**SET EXERCISE**
Make an exact copy of all the records.

★ ★ ★ ★ ★ ★ ★

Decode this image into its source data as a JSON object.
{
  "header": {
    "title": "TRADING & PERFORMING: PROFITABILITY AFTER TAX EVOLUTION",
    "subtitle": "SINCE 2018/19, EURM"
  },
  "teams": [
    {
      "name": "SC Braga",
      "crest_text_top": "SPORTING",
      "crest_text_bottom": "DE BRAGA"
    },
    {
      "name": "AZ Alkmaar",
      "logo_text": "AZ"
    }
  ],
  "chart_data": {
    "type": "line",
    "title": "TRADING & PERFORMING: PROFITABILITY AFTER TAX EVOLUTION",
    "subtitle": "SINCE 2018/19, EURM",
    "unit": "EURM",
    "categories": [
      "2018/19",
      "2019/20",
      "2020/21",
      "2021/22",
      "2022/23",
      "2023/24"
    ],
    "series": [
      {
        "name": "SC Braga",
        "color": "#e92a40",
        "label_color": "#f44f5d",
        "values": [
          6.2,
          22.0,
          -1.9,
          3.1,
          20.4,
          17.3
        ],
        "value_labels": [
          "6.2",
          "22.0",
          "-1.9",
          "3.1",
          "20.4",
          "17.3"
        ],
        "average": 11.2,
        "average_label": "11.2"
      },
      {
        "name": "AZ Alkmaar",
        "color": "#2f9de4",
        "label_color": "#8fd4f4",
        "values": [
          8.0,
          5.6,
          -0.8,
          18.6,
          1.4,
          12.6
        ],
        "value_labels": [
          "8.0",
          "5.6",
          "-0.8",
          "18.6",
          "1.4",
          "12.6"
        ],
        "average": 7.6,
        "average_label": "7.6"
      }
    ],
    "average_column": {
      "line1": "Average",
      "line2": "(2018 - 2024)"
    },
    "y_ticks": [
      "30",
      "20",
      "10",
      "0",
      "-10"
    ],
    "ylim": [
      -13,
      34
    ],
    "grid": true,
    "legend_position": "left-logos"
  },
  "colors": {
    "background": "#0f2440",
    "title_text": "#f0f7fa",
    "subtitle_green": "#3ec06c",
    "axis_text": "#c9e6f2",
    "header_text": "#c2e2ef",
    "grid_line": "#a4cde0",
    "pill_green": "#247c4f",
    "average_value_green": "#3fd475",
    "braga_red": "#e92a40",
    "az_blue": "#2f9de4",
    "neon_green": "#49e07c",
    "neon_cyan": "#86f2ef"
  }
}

★ ★ ★ ★ ★ ★ ★

**CORRECT OUTPUT**
Decode this image into its source data as a JSON object.
{
  "header": {
    "title": "TRADING & PERFORMING: PROFITABILITY AFTER TAX EVOLUTION",
    "subtitle": "SINCE 2018/19, EURM"
  },
  "teams": [
    {
      "name": "SC Braga",
      "crest_text_top": "SPORTING",
      "crest_text_bottom": "DE BRAGA"
    },
    {
      "name": "AZ Alkmaar",
      "logo_text": "AZ"
    }
  ],
  "chart_data": {
    "type": "line",
    "title": "TRADING & PERFORMING: PROFITABILITY AFTER TAX EVOLUTION",
    "subtitle": "SINCE 2018/19, EURM",
    "unit": "EURM",
    "categories": [
      "2018/19",
      "2019/20",
      "2020/21",
      "2021/22",
      "2022/23",
      "2023/24"
    ],
    "series": [
      {
        "name": "SC Braga",
        "color": "#e92a40",
        "label_color": "#f44f5d",
        "values": [
          6.2,
          22.0,
          -1.9,
          3.1,
          20.4,
          17.3
        ],
        "value_labels": [
          "6.2",
          "22.0",
          "-1.9",
          "3.1",
          "20.4",
          "17.3"
        ],
        "average": 11.2,
        "average_label": "11.2"
      },
      {
        "name": "AZ Alkmaar",
        "color": "#2f9de4",
        "label_color": "#8fd4f4",
        "values": [
          8.0,
          5.6,
          -0.8,
          18.6,
          1.4,
          12.6
        ],
        "value_labels": [
          "8.0",
          "5.6",
          "-0.8",
          "18.6",
          "1.4",
          "12.6"
        ],
        "average": 7.6,
        "average_label": "7.6"
      }
    ],
    "average_column": {
      "line1": "Average",
      "line2": "(2018 - 2024)"
    },
    "y_ticks": [
      "30",
      "20",
      "10",
      "0",
      "-10"
    ],
    "ylim": [
      -13,
      34
    ],
    "grid": true,
    "legend_position": "left-logos"
  },
  "colors": {
    "background": "#0f2440",
    "title_text": "#f0f7fa",
    "subtitle_green": "#3ec06c",
    "axis_text": "#c9e6f2",
    "header_text": "#c2e2ef",
    "grid_line": "#a4cde0",
    "pill_green": "#247c4f",
    "average_value_green": "#3fd475",
    "braga_red": "#e92a40",
    "az_blue": "#2f9de4",
    "neon_green": "#49e07c",
    "neon_cyan": "#86f2ef"
  }
}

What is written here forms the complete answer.